-------- TEXT ZUR ANALYSE
Aber natürlich gibt es Themen, die wir angehen müssen. Die Digitalisierung beschäftigt uns wie alle anderen Kulturbetriebe auch. Wie werden wir künftig mit unserem Publikum kommunizieren, über welche Kanäle, in welchen Medien, in welcher Tiefe und welcher Breite, und wie bleiben wir unseren Besuchern das ganze Jahr im Gedächtnis. Wir können auch nicht davon ausgehen, dass sich das Publikum vor der Vorstellung in der Tiefe über ein Stück kundig gemacht hat und wir wollen schauen, dass wir das richtige Mass an Information für die richtige Person analog und digital anbieten können.»
Der «Fall Currentzis»
Einer der grossen Diskussionspunkte vor und zu Beginn der Festspiele war dieses Jahr der Auftritt und das Engagement von Teodor Currentzis. Soll er, darf er, muss er in Salzburg dirigieren? Wie sieht die neue Präsidentin den «Fall Currentzis»?
----------------
-------- DATEN ZUR AUSWERTUNG
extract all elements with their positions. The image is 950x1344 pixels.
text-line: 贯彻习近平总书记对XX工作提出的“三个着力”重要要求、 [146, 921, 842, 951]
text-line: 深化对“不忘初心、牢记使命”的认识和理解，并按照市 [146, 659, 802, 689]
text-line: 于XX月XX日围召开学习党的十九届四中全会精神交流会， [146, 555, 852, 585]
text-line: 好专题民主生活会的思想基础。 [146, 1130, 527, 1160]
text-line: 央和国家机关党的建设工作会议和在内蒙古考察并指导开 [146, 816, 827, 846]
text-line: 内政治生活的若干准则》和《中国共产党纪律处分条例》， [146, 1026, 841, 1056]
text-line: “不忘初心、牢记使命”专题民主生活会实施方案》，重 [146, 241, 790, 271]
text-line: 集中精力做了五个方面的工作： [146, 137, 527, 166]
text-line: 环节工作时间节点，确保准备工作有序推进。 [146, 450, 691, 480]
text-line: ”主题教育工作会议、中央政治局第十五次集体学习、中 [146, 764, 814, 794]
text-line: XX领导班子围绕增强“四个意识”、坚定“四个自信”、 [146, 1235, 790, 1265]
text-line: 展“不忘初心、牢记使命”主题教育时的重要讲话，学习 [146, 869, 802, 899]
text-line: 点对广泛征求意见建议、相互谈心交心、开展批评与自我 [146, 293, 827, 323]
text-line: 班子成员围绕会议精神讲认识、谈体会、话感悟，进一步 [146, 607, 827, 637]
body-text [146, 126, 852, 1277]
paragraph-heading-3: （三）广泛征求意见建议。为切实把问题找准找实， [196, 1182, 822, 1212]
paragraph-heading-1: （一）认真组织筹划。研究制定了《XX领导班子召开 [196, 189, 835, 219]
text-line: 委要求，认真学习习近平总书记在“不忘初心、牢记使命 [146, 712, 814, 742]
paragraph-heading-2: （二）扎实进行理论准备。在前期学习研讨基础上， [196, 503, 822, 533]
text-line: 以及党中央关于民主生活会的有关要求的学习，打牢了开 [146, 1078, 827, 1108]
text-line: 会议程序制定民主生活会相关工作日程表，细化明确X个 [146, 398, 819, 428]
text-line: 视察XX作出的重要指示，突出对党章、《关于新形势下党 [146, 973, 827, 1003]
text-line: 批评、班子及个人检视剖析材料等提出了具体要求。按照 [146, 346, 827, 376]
----------------
## [AUFGABE]
Warum will man laut dem Text zur Analyse dem Publikum die passende Menge an Information analog und digital anbieten? Erkläre es in ein bis drei Sätzen.

## [ERGEBNIS]
Man kann nicht davon ausgehen, dass sich das Publikum vor der Vorstellung gründlich über ein Stück informiert hat. Deshalb will man jeder Person die für sie richtige Menge an Information anbieten, analog und digital.